- **Selected passage**:
_ _ _
Some policies have custom properties to define and others don't. So, depending on the configuration you'll have to take into account their properties.
This policy does not have any additional configuration.
In order to configure custom properties for this policy, the name you must use is sleepy
.
policy.sleepy.sleep
Max sleep time (in ms) to wait to look for files in the FS. Once an execution has finished, the policy will sleep during this time to be executed again.
- Type: long
- Importance: high
policy.sleepy.fraction
Sleep fraction to divide the sleep time to allow interrupting the policy faster.
- Type: long
- Default:
10
- Importance: medium
policy.sleepy.max_execs
Max executions allowed (negative to disable). After exceeding this number, the policy will end. An execution represents: listing files from the FS and its corresponding sleep time.
- Type: long
- Default:
-1
- Importance: medium
In order to configure custom properties for this policy, the name you must use is cron
.
policy.cron.expression
Cron expression to schedule the policy.
- Type: string
- Importance: high
policy.cron.end_date
End date to finish the policy with ISO date-time format.
- Type: date
- Default:
null
- Importance: medium
In order to configure custom properties for this policy, the name you must use is hdfs_file_watcher
.
policy.hdfs_file_watcher.poll
Time to wait (in milliseconds) until the records retrieved from the file watcher will be sent to the source task.
- Type: long
- Default:
5000
- Importance: medium
policy.hdfs_file_watcher.retry
Sleep time to retry connections to HDFS in case of connection errors happened.
- Type: long
- Default:
20000
- Importance: medium
In order to configure custom properties for this policy, the name you must use is s3_event_notifications
.
policy.s3_event_notifications.queue
SQS queue name to retrieve messages from.
- Type: string
- Importance: high
policy.s3_event_notifications.poll
Time to wait (in milliseconds) until the records retrieved from the queue will be sent to the source task.
- Type: long
- Default:
5000
- Importance: medium
policy.s3_event_notifications.event_regex
Regular expression to filter event based on their types.
- Type: string
- Default:
.*
- Importance: medium
policy.s3_event_notifications.delete_messages
If messages from SQS should be removed after reading them.
- Type: boolean
- Default:
true
- Importance: medium
policy.s3_event_notifications.max_messages
Maximum number of messages to retrieve at a time (must be between 1 and 10).
- Type: int
- Importance: medium
policy.s3_event_notifications.visibility_timeout
Duration (in seconds) that the received messages are hidden from subsequent retrieve requests.
- Type: int
- Importance: low
Some file readers have custom properties to define and others don't. So, depending on the configuration you'll have to take into account their properties.
In order to configure custom properties for this reader, the name you must use is parquet
.
file_reader.parquet.schema
Avro schema in JSON format to use when reading a file.
- Type: string
- Importance: medium
file_reader.parquet.projection
Avro schema in JSON format to use for projecting fields from records in a file.
- Type: string
- Importance: medium
In order to configure custom properties for this reader, the name you must use is avro
.
_ _ _
- **Extracted records**:
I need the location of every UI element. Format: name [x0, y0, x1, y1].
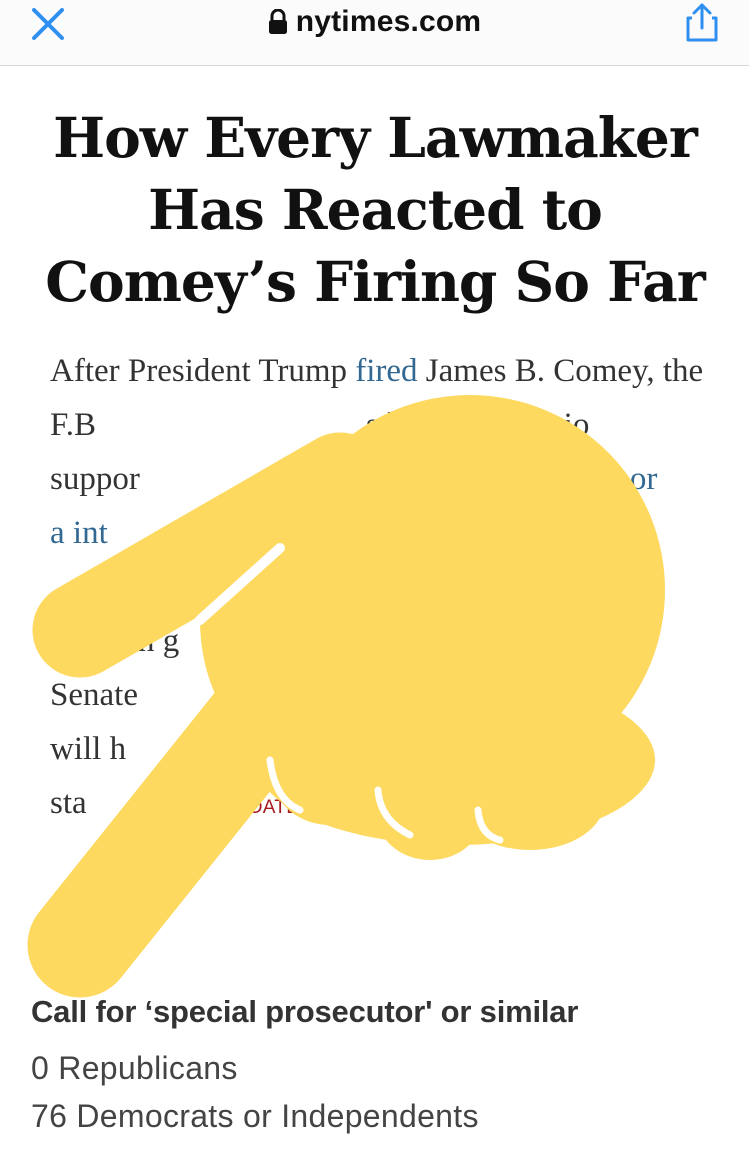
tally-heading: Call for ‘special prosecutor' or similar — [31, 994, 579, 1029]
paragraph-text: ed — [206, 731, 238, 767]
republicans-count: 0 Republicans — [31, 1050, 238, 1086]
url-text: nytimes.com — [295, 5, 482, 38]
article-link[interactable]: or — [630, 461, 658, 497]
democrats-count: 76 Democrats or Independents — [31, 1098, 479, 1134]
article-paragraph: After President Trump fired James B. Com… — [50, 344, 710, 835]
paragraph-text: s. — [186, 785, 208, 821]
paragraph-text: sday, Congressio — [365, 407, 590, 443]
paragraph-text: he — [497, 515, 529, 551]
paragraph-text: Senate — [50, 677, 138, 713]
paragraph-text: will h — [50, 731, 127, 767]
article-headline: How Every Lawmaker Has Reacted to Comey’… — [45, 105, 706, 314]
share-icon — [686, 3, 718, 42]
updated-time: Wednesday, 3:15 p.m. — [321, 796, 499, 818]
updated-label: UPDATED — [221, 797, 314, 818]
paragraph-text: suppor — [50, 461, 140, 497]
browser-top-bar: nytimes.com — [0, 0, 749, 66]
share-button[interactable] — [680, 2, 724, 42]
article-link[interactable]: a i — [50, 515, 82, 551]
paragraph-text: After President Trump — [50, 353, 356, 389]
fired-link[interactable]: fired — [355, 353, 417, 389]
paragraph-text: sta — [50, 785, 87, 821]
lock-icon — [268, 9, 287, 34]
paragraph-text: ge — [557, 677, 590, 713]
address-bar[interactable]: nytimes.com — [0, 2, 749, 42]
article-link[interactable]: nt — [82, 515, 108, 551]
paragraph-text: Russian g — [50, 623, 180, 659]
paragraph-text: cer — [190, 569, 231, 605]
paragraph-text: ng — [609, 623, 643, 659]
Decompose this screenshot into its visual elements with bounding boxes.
_ _ _
- **Tasks to complete**:
1. In the configuration reference, swap "milliseconds" for "ms" and reproduce the passage starting at "policy.hdfs_file_watcher.poll" and ending at "connection errors happened.".
2. Which property names does the configuration reference list for the s3_event_notifications policy?
Work only from the configuration reference, not from the items.

- **Solution set**:
1.
policy.hdfs_file_watcher.poll
Time to wait (in ms) until the records retrieved from the file watcher will be sent to the source task.
- Type: long
- Default:
5000
- Importance: medium
policy.hdfs_file_watcher.retry
Sleep time to retry connections to HDFS in case of connection errors happened.

2.
- policy.s3_event_notifications.queue
- policy.s3_event_notifications.poll
- policy.s3_event_notifications.event_regex
- policy.s3_event_notifications.delete_messages
- policy.s3_event_notifications.max_messages
- policy.s3_event_notifications.visibility_timeout